REQUIREMENTS —
Retype every entry exactly, character for character.

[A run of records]
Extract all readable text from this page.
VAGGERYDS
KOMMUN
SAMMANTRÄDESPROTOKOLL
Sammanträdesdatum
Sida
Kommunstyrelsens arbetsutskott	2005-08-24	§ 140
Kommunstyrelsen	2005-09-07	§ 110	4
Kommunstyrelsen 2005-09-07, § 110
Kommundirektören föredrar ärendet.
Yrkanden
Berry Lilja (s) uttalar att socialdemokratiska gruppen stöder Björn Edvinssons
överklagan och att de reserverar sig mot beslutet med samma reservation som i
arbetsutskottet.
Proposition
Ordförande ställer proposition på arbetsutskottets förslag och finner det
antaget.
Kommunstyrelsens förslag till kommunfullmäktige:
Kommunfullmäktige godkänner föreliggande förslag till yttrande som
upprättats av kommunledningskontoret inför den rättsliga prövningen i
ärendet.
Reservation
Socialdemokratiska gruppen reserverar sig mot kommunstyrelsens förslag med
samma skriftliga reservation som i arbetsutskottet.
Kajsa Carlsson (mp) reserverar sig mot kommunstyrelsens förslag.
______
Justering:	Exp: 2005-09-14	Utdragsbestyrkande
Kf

RESULT FOR THIS EXERCISE —
Extract all readable text from this page.
VAGGERYDS
KOMMUN
SAMMANTRÄDESPROTOKOLL
Sammanträdesdatum
Sida
Kommunstyrelsens arbetsutskott	2005-08-24	§ 140
Kommunstyrelsen	2005-09-07	§ 110	4
Kommunstyrelsen 2005-09-07, § 110
Kommundirektören föredrar ärendet.
Yrkanden
Berry Lilja (s) uttalar att socialdemokratiska gruppen stöder Björn Edvinssons
överklagan och att de reserverar sig mot beslutet med samma reservation som i
arbetsutskottet.
Proposition
Ordförande ställer proposition på arbetsutskottets förslag och finner det
antaget.
Kommunstyrelsens förslag till kommunfullmäktige:
Kommunfullmäktige godkänner föreliggande förslag till yttrande som
upprättats av kommunledningskontoret inför den rättsliga prövningen i
ärendet.
Reservation
Socialdemokratiska gruppen reserverar sig mot kommunstyrelsens förslag med
samma skriftliga reservation som i arbetsutskottet.
Kajsa Carlsson (mp) reserverar sig mot kommunstyrelsens förslag.
______
Justering:	Exp: 2005-09-14	Utdragsbestyrkande
Kf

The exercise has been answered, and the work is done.